■ Your goal: Reproduce the entries word for word, and omit any picture you find in them.

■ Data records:
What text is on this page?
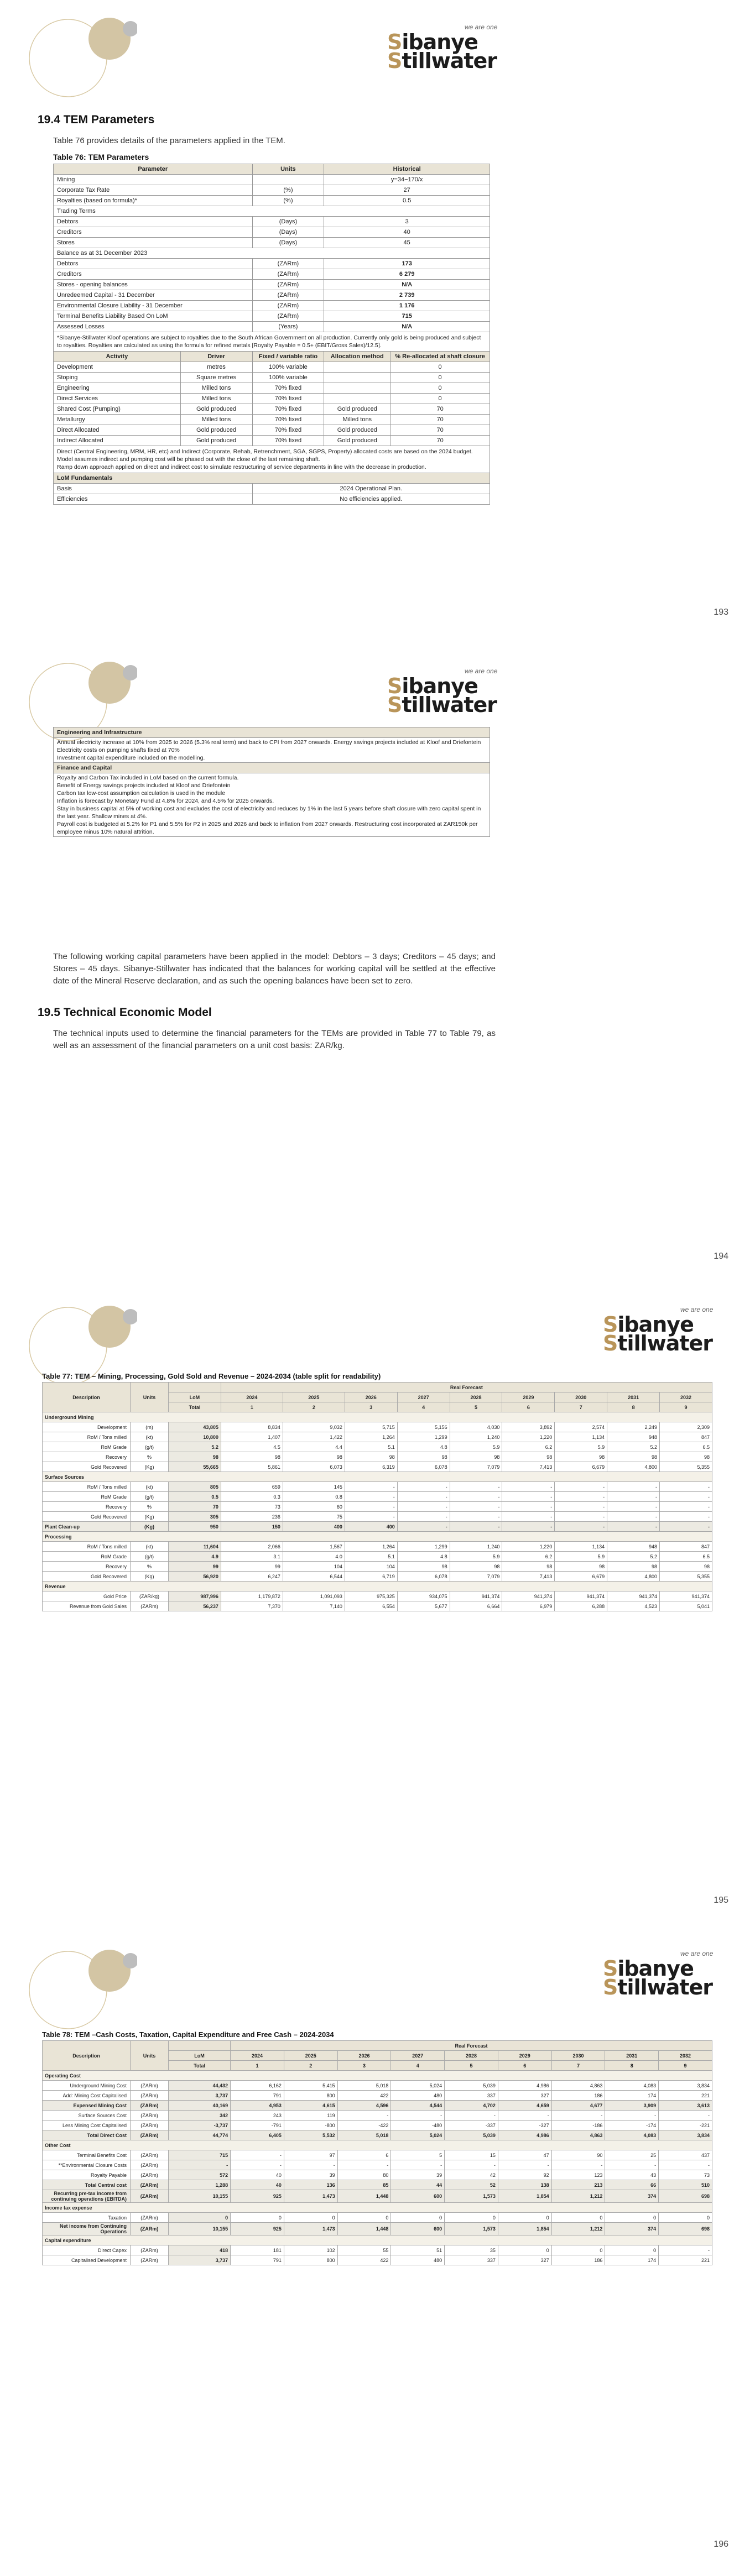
we are one
Sibanye
Stillwater
19.4 TEM Parameters
Table 76 provides details of the parameters applied in the TEM.
Table 76: TEM Parameters
Parameter		Units	Historical	
Mining			y=34−170/x	
Corporate Tax Rate		(%)	27	
Royalties (based on formula)*		(%)	0.5	
Trading Terms				
Debtors		(Days)	3	
Creditors		(Days)	40	
Stores		(Days)	45	
Balance as at 31 December 2023				
Debtors		(ZARm)	173	
Creditors		(ZARm)	6 279	
Stores - opening balances		(ZARm)	N/A	
Unredeemed Capital - 31 December		(ZARm)	2 739	
Environmental Closure Liability - 31 December		(ZARm)	1 176	
Terminal Benefits Liability Based On LoM		(ZARm)	715	
Assessed Losses		(Years)	N/A	
*Sibanye-Stillwater Kloof operations are subject to royalties due to the South African Government on all production. Currently only gold is being produced and subject to royalties. Royalties are calculated as using the formula for refined metals [Royalty Payable = 0.5+ (EBIT/Gross Sales)/12.5].				
Activity	Driver	Fixed / variable ratio	Allocation method	% Re-allocated at shaft closure
Development	metres	100% variable		0
Stoping	Square metres	100% variable		0
Engineering	Milled tons	70% fixed		0
Direct Services	Milled tons	70% fixed		0
Shared Cost (Pumping)	Gold produced	70% fixed	Gold produced	70
Metallurgy	Milled tons	70% fixed	Milled tons	70
Direct Allocated	Gold produced	70% fixed	Gold produced	70
Indirect Allocated	Gold produced	70% fixed	Gold produced	70

Direct (Central Engineering, MRM, HR, etc) and Indirect (Corporate, Rehab, Retrenchment, SGA, SGPS, Property) allocated costs are based on the 2024 budget.
Model assumes indirect and pumping cost will be phased out with the close of the last remaining shaft.
Ramp down approach applied on direct and indirect cost to simulate restructuring of service departments in line with the decrease in production.				

LoM Fundamentals				
Basis		2024 Operational Plan.		
Efficiencies		No efficiencies applied.		
193
we are one
Sibanye
Stillwater
Engineering and Infrastructure

Annual electricity increase at 10% from 2025 to 2026 (5.3% real term) and back to CPI from 2027 onwards. Energy savings projects included at Kloof and Driefontein
Electricity costs on pumping shafts fixed at 70%
Investment capital expenditure included on the modelling.

Finance and Capital

Royalty and Carbon Tax included in LoM based on the current formula.
Benefit of Energy savings projects included at Kloof and Driefontein
Carbon tax low-cost assumption calculation is used in the module
Inflation is forecast by Monetary Fund at 4.8% for 2024, and 4.5% for 2025 onwards.
Stay in business capital at 5% of working cost and excludes the cost of electricity and reduces by 1% in the last 5 years before shaft closure with zero capital spent in the last year. Shallow mines at 4%.
Payroll cost is budgeted at 5.2% for P1 and 5.5% for P2 in 2025 and 2026 and back to inflation from 2027 onwards. Restructuring cost incorporated at ZAR150k per employee minus 10% natural attrition.
The following working capital parameters have been applied in the model: Debtors – 3 days; Creditors – 45 days; and Stores – 45 days. Sibanye-Stillwater has indicated that the balances for working capital will be settled at the effective date of the Mineral Reserve declaration, and as such the opening balances have been set to zero.
19.5 Technical Economic Model
The technical inputs used to determine the financial parameters for the TEMs are provided in Table 77 to Table 79, as well as an assessment of the financial parameters on a unit cost basis: ZAR/kg.
194
we are one
Sibanye
Stillwater
Table 77: TEM – Mining, Processing, Gold Sold and Revenue – 2024-2034 (table split for readability)
Description	Units		Real Forecast								
		LoM	2024	2025	2026	2027	2028	2029	2030	2031	2032
		Total	1	2	3	4	5	6	7	8	9
Underground Mining											
Development	(m)	43,805	8,834	9,032	5,715	5,156	4,030	3,892	2,574	2,249	2,309
RoM / Tons milled	(kt)	10,800	1,407	1,422	1,264	1,299	1,240	1,220	1,134	948	847
RoM Grade	(g/t)	5.2	4.5	4.4	5.1	4.8	5.9	6.2	5.9	5.2	6.5
Recovery	%	98	98	98	98	98	98	98	98	98	98
Gold Recovered	(Kg)	55,665	5,861	6,073	6,319	6,078	7,079	7,413	6,679	4,800	5,355
Surface Sources											
RoM / Tons milled	(kt)	805	659	145	-	-	-	-	-	-	-
RoM Grade	(g/t)	0.5	0.3	0.8	-	-	-	-	-	-	-
Recovery	%	70	73	60	-	-	-	-	-	-	-
Gold Recovered	(Kg)	305	236	75	-	-	-	-	-	-	-
Plant Clean-up	(Kg)	950	150	400	400	-	-	-	-	-	-
Processing											
RoM / Tons milled	(kt)	11,604	2,066	1,567	1,264	1,299	1,240	1,220	1,134	948	847
RoM Grade	(g/t)	4.9	3.1	4.0	5.1	4.8	5.9	6.2	5.9	5.2	6.5
Recovery	%	99	99	104	104	98	98	98	98	98	98
Gold Recovered	(Kg)	56,920	6,247	6,544	6,719	6,078	7,079	7,413	6,679	4,800	5,355
Revenue											
Gold Price	(ZAR/kg)	987,996	1,179,872	1,091,093	975,325	934,075	941,374	941,374	941,374	941,374	941,374
Revenue from Gold Sales	(ZARm)	56,237	7,370	7,140	6,554	5,677	6,664	6,979	6,288	4,523	5,041
195
we are one
Sibanye
Stillwater
Table 78: TEM –Cash Costs, Taxation, Capital Expenditure and Free Cash – 2024-2034
Description	Units		Real Forecast								
		LoM	2024	2025	2026	2027	2028	2029	2030	2031	2032
		Total	1	2	3	4	5	6	7	8	9
Operating Cost											
Underground Mining Cost	(ZARm)	44,432	6,162	5,415	5,018	5,024	5,039	4,986	4,863	4,083	3,834
Add: Mining Cost Capitalised	(ZARm)	3,737	791	800	422	480	337	327	186	174	221
Expensed Mining Cost	(ZARm)	40,169	4,953	4,615	4,596	4,544	4,702	4,659	4,677	3,909	3,613
Surface Sources Cost	(ZARm)	342	243	119	-	-	-	-	-	-	-
Less Mining Cost Capitalised	(ZARm)	-3,737	-791	-800	-422	-480	-337	-327	-186	-174	-221
Total Direct Cost	(ZARm)	44,774	6,405	5,532	5,018	5,024	5,039	4,986	4,863	4,083	3,834
Other Cost											
Terminal Benefits Cost	(ZARm)	715	-	97	6	5	15	47	90	25	437
**Environmental Closure Costs	(ZARm)	-	-	-	-	-	-	-	-	-	-
Royalty Payable	(ZARm)	572	40	39	80	39	42	92	123	43	73
Total Central cost	(ZARm)	1,288	40	136	85	44	52	138	213	66	510
Recurring pre-tax income from continuing operations (EBITDA)	(ZARm)	10,155	925	1,473	1,448	600	1,573	1,854	1,212	374	698
Income tax expense											
Taxation	(ZARm)	0	0	0	0	0	0	0	0	0	0
Net income from Continuing Operations	(ZARm)	10,155	925	1,473	1,448	600	1,573	1,854	1,212	374	698
Capital expenditure											
Direct Capex	(ZARm)	418	181	102	55	51	35	0	0	0	-
Capitalised Development	(ZARm)	3,737	791	800	422	480	337	327	186	174	221
196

■ Answer to the exercise:
What text is on this page?
we are one
Sibanye
Stillwater
19.4 TEM Parameters
Table 76 provides details of the parameters applied in the TEM.
Table 76: TEM Parameters
Parameter		Units	Historical	
Mining			y=34−170/x	
Corporate Tax Rate		(%)	27	
Royalties (based on formula)*		(%)	0.5	
Trading Terms				
Debtors		(Days)	3	
Creditors		(Days)	40	
Stores		(Days)	45	
Balance as at 31 December 2023				
Debtors		(ZARm)	173	
Creditors		(ZARm)	6 279	
Stores - opening balances		(ZARm)	N/A	
Unredeemed Capital - 31 December		(ZARm)	2 739	
Environmental Closure Liability - 31 December		(ZARm)	1 176	
Terminal Benefits Liability Based On LoM		(ZARm)	715	
Assessed Losses		(Years)	N/A	
*Sibanye-Stillwater Kloof operations are subject to royalties due to the South African Government on all production. Currently only gold is being produced and subject to royalties. Royalties are calculated as using the formula for refined metals [Royalty Payable = 0.5+ (EBIT/Gross Sales)/12.5].				
Activity	Driver	Fixed / variable ratio	Allocation method	% Re-allocated at shaft closure
Development	metres	100% variable		0
Stoping	Square metres	100% variable		0
Engineering	Milled tons	70% fixed		0
Direct Services	Milled tons	70% fixed		0
Shared Cost (Pumping)	Gold produced	70% fixed	Gold produced	70
Metallurgy	Milled tons	70% fixed	Milled tons	70
Direct Allocated	Gold produced	70% fixed	Gold produced	70
Indirect Allocated	Gold produced	70% fixed	Gold produced	70

Direct (Central Engineering, MRM, HR, etc) and Indirect (Corporate, Rehab, Retrenchment, SGA, SGPS, Property) allocated costs are based on the 2024 budget.
Model assumes indirect and pumping cost will be phased out with the close of the last remaining shaft.
Ramp down approach applied on direct and indirect cost to simulate restructuring of service departments in line with the decrease in production.				

LoM Fundamentals				
Basis		2024 Operational Plan.		
Efficiencies		No efficiencies applied.		
193
we are one
Sibanye
Stillwater
Engineering and Infrastructure

Annual electricity increase at 10% from 2025 to 2026 (5.3% real term) and back to CPI from 2027 onwards. Energy savings projects included at Kloof and Driefontein
Electricity costs on pumping shafts fixed at 70%
Investment capital expenditure included on the modelling.

Finance and Capital

Royalty and Carbon Tax included in LoM based on the current formula.
Benefit of Energy savings projects included at Kloof and Driefontein
Carbon tax low-cost assumption calculation is used in the module
Inflation is forecast by Monetary Fund at 4.8% for 2024, and 4.5% for 2025 onwards.
Stay in business capital at 5% of working cost and excludes the cost of electricity and reduces by 1% in the last 5 years before shaft closure with zero capital spent in the last year. Shallow mines at 4%.
Payroll cost is budgeted at 5.2% for P1 and 5.5% for P2 in 2025 and 2026 and back to inflation from 2027 onwards. Restructuring cost incorporated at ZAR150k per employee minus 10% natural attrition.
The following working capital parameters have been applied in the model: Debtors – 3 days; Creditors – 45 days; and Stores – 45 days. Sibanye-Stillwater has indicated that the balances for working capital will be settled at the effective date of the Mineral Reserve declaration, and as such the opening balances have been set to zero.
19.5 Technical Economic Model
The technical inputs used to determine the financial parameters for the TEMs are provided in Table 77 to Table 79, as well as an assessment of the financial parameters on a unit cost basis: ZAR/kg.
194
we are one
Sibanye
Stillwater
Table 77: TEM – Mining, Processing, Gold Sold and Revenue – 2024-2034 (table split for readability)
Description	Units		Real Forecast								
		LoM	2024	2025	2026	2027	2028	2029	2030	2031	2032
		Total	1	2	3	4	5	6	7	8	9
Underground Mining											
Development	(m)	43,805	8,834	9,032	5,715	5,156	4,030	3,892	2,574	2,249	2,309
RoM / Tons milled	(kt)	10,800	1,407	1,422	1,264	1,299	1,240	1,220	1,134	948	847
RoM Grade	(g/t)	5.2	4.5	4.4	5.1	4.8	5.9	6.2	5.9	5.2	6.5
Recovery	%	98	98	98	98	98	98	98	98	98	98
Gold Recovered	(Kg)	55,665	5,861	6,073	6,319	6,078	7,079	7,413	6,679	4,800	5,355
Surface Sources											
RoM / Tons milled	(kt)	805	659	145	-	-	-	-	-	-	-
RoM Grade	(g/t)	0.5	0.3	0.8	-	-	-	-	-	-	-
Recovery	%	70	73	60	-	-	-	-	-	-	-
Gold Recovered	(Kg)	305	236	75	-	-	-	-	-	-	-
Plant Clean-up	(Kg)	950	150	400	400	-	-	-	-	-	-
Processing											
RoM / Tons milled	(kt)	11,604	2,066	1,567	1,264	1,299	1,240	1,220	1,134	948	847
RoM Grade	(g/t)	4.9	3.1	4.0	5.1	4.8	5.9	6.2	5.9	5.2	6.5
Recovery	%	99	99	104	104	98	98	98	98	98	98
Gold Recovered	(Kg)	56,920	6,247	6,544	6,719	6,078	7,079	7,413	6,679	4,800	5,355
Revenue											
Gold Price	(ZAR/kg)	987,996	1,179,872	1,091,093	975,325	934,075	941,374	941,374	941,374	941,374	941,374
Revenue from Gold Sales	(ZARm)	56,237	7,370	7,140	6,554	5,677	6,664	6,979	6,288	4,523	5,041
195
we are one
Sibanye
Stillwater
Table 78: TEM –Cash Costs, Taxation, Capital Expenditure and Free Cash – 2024-2034
Description	Units		Real Forecast								
		LoM	2024	2025	2026	2027	2028	2029	2030	2031	2032
		Total	1	2	3	4	5	6	7	8	9
Operating Cost											
Underground Mining Cost	(ZARm)	44,432	6,162	5,415	5,018	5,024	5,039	4,986	4,863	4,083	3,834
Add: Mining Cost Capitalised	(ZARm)	3,737	791	800	422	480	337	327	186	174	221
Expensed Mining Cost	(ZARm)	40,169	4,953	4,615	4,596	4,544	4,702	4,659	4,677	3,909	3,613
Surface Sources Cost	(ZARm)	342	243	119	-	-	-	-	-	-	-
Less Mining Cost Capitalised	(ZARm)	-3,737	-791	-800	-422	-480	-337	-327	-186	-174	-221
Total Direct Cost	(ZARm)	44,774	6,405	5,532	5,018	5,024	5,039	4,986	4,863	4,083	3,834
Other Cost											
Terminal Benefits Cost	(ZARm)	715	-	97	6	5	15	47	90	25	437
**Environmental Closure Costs	(ZARm)	-	-	-	-	-	-	-	-	-	-
Royalty Payable	(ZARm)	572	40	39	80	39	42	92	123	43	73
Total Central cost	(ZARm)	1,288	40	136	85	44	52	138	213	66	510
Recurring pre-tax income from continuing operations (EBITDA)	(ZARm)	10,155	925	1,473	1,448	600	1,573	1,854	1,212	374	698
Income tax expense											
Taxation	(ZARm)	0	0	0	0	0	0	0	0	0	0
Net income from Continuing Operations	(ZARm)	10,155	925	1,473	1,448	600	1,573	1,854	1,212	374	698
Capital expenditure											
Direct Capex	(ZARm)	418	181	102	55	51	35	0	0	0	-
Capitalised Development	(ZARm)	3,737	791	800	422	480	337	327	186	174	221
196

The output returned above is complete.